>> Start LISTED RECORDS

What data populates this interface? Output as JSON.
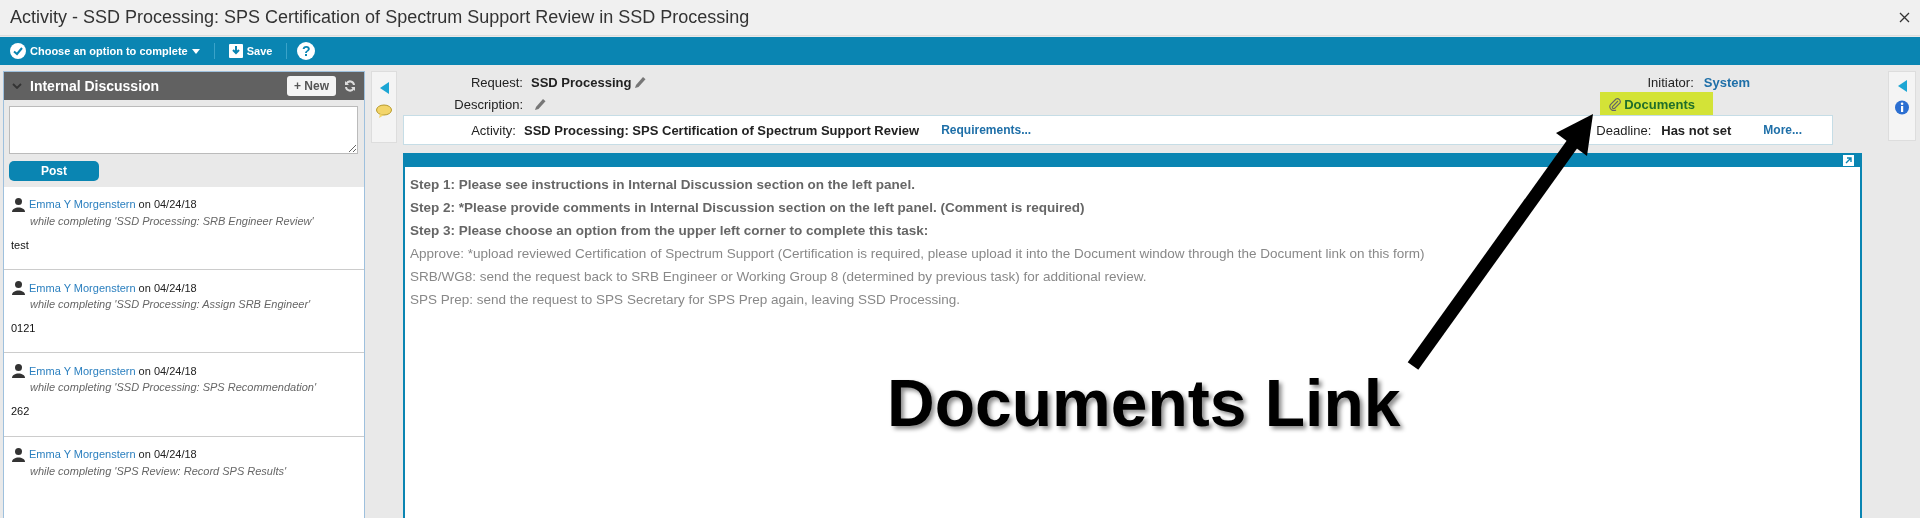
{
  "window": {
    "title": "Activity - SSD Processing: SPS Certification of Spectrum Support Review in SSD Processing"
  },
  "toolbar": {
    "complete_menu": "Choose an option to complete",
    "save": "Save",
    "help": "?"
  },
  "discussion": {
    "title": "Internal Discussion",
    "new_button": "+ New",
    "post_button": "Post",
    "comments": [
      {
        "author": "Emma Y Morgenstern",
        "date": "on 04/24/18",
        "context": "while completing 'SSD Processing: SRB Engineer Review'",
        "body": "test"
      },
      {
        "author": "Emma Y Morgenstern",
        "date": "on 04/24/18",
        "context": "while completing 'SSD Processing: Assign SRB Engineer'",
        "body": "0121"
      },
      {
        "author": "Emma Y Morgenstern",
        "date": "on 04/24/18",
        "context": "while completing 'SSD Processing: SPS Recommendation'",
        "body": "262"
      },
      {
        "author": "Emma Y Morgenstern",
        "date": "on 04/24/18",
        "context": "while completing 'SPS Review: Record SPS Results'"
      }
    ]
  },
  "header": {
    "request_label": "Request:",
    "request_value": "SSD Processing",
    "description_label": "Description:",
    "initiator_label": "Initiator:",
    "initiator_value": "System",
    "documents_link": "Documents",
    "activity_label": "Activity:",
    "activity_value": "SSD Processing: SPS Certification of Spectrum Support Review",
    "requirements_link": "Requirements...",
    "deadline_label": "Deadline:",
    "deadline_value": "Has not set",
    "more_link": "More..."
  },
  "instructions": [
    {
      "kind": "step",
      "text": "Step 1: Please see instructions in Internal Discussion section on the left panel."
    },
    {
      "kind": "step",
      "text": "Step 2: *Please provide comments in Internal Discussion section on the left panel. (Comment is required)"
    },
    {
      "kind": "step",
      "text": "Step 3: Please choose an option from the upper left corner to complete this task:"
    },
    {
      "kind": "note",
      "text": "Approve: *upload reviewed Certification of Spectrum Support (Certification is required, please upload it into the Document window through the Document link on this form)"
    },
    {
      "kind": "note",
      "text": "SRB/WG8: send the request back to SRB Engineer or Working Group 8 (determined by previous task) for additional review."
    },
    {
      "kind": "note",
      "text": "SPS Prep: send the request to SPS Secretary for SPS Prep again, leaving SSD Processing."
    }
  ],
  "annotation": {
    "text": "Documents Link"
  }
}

>> End LISTED RECORDS

→ **WHAT TO DO**
Pull out the lines above in which the word "Internal" appears.

→ **RESPONSE BELOW**
    "title": "Internal Discussion",
      "text": "Step 1: Please see instructions in Internal Discussion section on the left panel."
      "text": "Step 2: *Please provide comments in Internal Discussion section on the left panel. (Comment is required)"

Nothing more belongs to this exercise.